ENTRIES PROVIDED:
-------

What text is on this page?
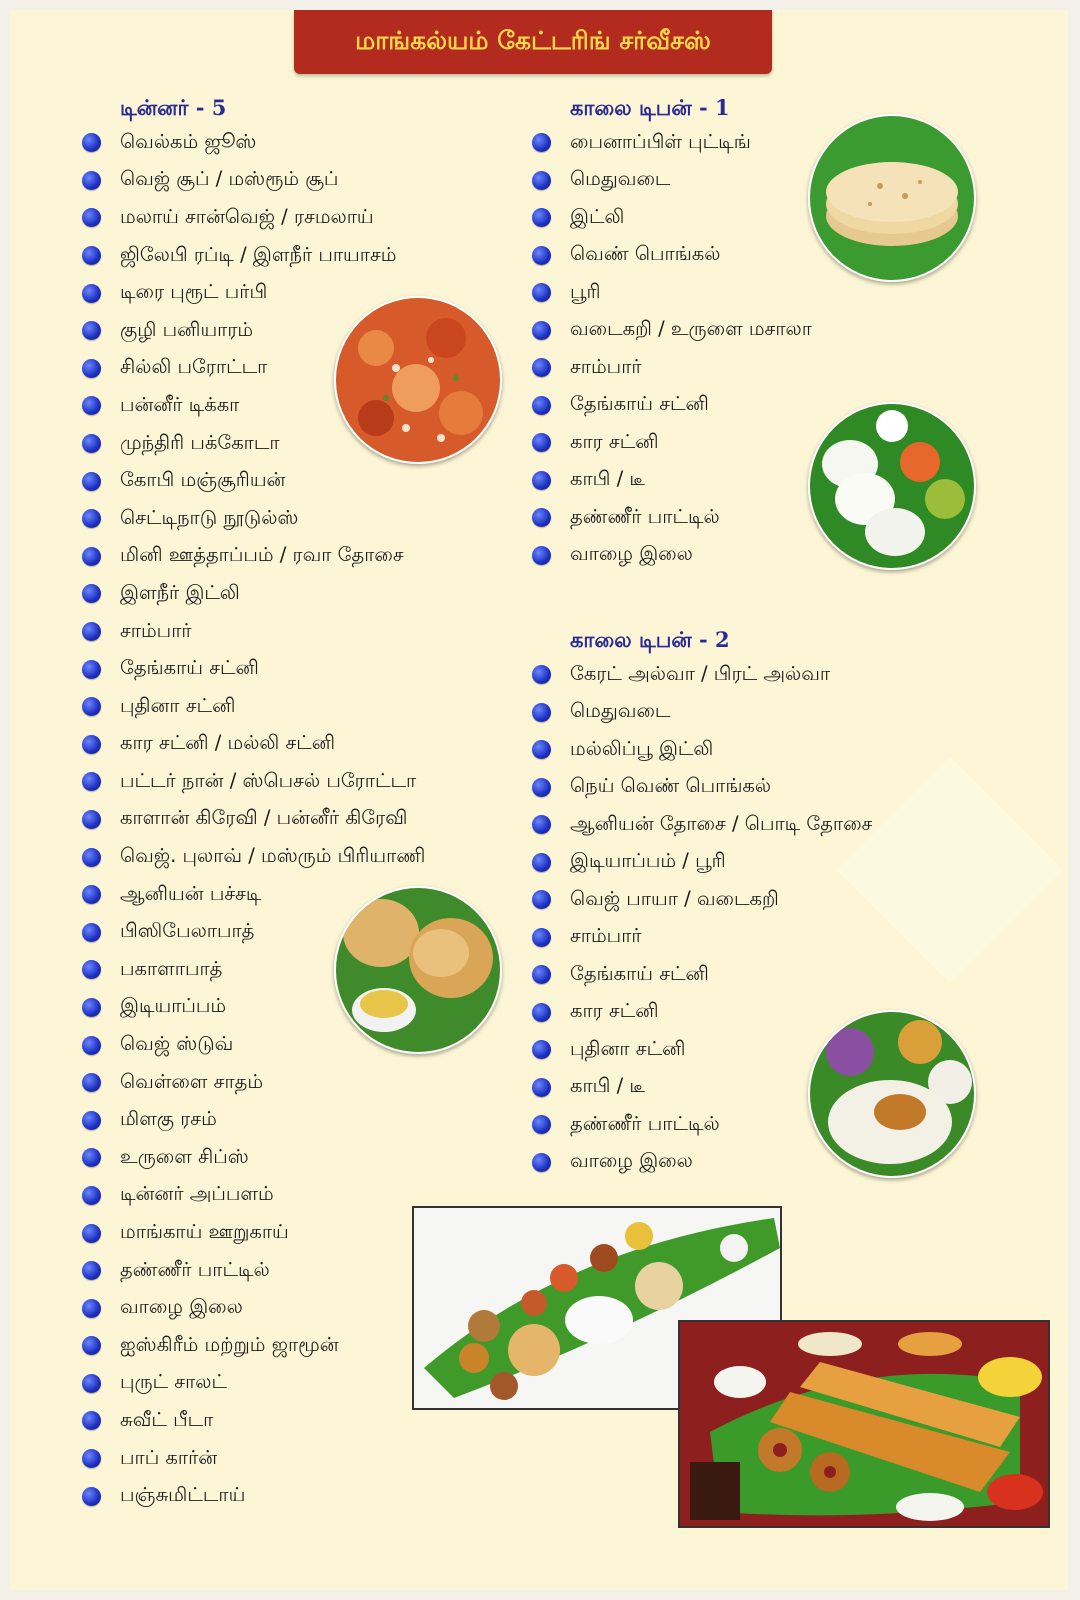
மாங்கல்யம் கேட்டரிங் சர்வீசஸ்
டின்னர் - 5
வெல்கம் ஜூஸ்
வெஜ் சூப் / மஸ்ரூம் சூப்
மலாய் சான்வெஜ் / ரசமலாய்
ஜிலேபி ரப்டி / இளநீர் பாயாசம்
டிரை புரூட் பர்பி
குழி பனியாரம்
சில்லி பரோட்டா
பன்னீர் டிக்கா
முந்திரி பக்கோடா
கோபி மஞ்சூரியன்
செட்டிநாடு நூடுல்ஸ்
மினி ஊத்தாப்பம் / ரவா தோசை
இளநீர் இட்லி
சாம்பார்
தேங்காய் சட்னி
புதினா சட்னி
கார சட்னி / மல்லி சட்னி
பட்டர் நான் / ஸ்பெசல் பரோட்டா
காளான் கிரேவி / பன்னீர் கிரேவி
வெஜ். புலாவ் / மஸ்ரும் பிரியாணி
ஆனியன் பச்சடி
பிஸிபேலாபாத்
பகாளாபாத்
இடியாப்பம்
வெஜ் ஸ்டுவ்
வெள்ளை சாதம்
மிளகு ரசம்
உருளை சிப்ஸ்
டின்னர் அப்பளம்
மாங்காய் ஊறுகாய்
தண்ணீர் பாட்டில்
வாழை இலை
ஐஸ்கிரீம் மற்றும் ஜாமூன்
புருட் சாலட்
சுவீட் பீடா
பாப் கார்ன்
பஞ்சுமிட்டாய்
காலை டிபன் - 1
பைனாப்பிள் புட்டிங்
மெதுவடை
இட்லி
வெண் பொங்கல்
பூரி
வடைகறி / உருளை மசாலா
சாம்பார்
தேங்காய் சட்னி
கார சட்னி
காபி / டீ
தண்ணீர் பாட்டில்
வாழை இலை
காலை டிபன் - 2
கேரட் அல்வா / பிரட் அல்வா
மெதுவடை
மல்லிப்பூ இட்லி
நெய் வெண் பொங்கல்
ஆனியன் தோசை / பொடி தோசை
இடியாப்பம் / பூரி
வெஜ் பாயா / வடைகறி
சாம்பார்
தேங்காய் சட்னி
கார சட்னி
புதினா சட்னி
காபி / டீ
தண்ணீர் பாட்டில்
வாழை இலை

-------

SET TASK:
Without the pictures, retype the whole of the material above exactly.

EXERCISE RESPONSE:
What text is on this page?
மாங்கல்யம் கேட்டரிங் சர்வீசஸ்
டின்னர் - 5
வெல்கம் ஜூஸ்
வெஜ் சூப் / மஸ்ரூம் சூப்
மலாய் சான்வெஜ் / ரசமலாய்
ஜிலேபி ரப்டி / இளநீர் பாயாசம்
டிரை புரூட் பர்பி
குழி பனியாரம்
சில்லி பரோட்டா
பன்னீர் டிக்கா
முந்திரி பக்கோடா
கோபி மஞ்சூரியன்
செட்டிநாடு நூடுல்ஸ்
மினி ஊத்தாப்பம் / ரவா தோசை
இளநீர் இட்லி
சாம்பார்
தேங்காய் சட்னி
புதினா சட்னி
கார சட்னி / மல்லி சட்னி
பட்டர் நான் / ஸ்பெசல் பரோட்டா
காளான் கிரேவி / பன்னீர் கிரேவி
வெஜ். புலாவ் / மஸ்ரும் பிரியாணி
ஆனியன் பச்சடி
பிஸிபேலாபாத்
பகாளாபாத்
இடியாப்பம்
வெஜ் ஸ்டுவ்
வெள்ளை சாதம்
மிளகு ரசம்
உருளை சிப்ஸ்
டின்னர் அப்பளம்
மாங்காய் ஊறுகாய்
தண்ணீர் பாட்டில்
வாழை இலை
ஐஸ்கிரீம் மற்றும் ஜாமூன்
புருட் சாலட்
சுவீட் பீடா
பாப் கார்ன்
பஞ்சுமிட்டாய்
காலை டிபன் - 1
பைனாப்பிள் புட்டிங்
மெதுவடை
இட்லி
வெண் பொங்கல்
பூரி
வடைகறி / உருளை மசாலா
சாம்பார்
தேங்காய் சட்னி
கார சட்னி
காபி / டீ
தண்ணீர் பாட்டில்
வாழை இலை
காலை டிபன் - 2
கேரட் அல்வா / பிரட் அல்வா
மெதுவடை
மல்லிப்பூ இட்லி
நெய் வெண் பொங்கல்
ஆனியன் தோசை / பொடி தோசை
இடியாப்பம் / பூரி
வெஜ் பாயா / வடைகறி
சாம்பார்
தேங்காய் சட்னி
கார சட்னி
புதினா சட்னி
காபி / டீ
தண்ணீர் பாட்டில்
வாழை இலை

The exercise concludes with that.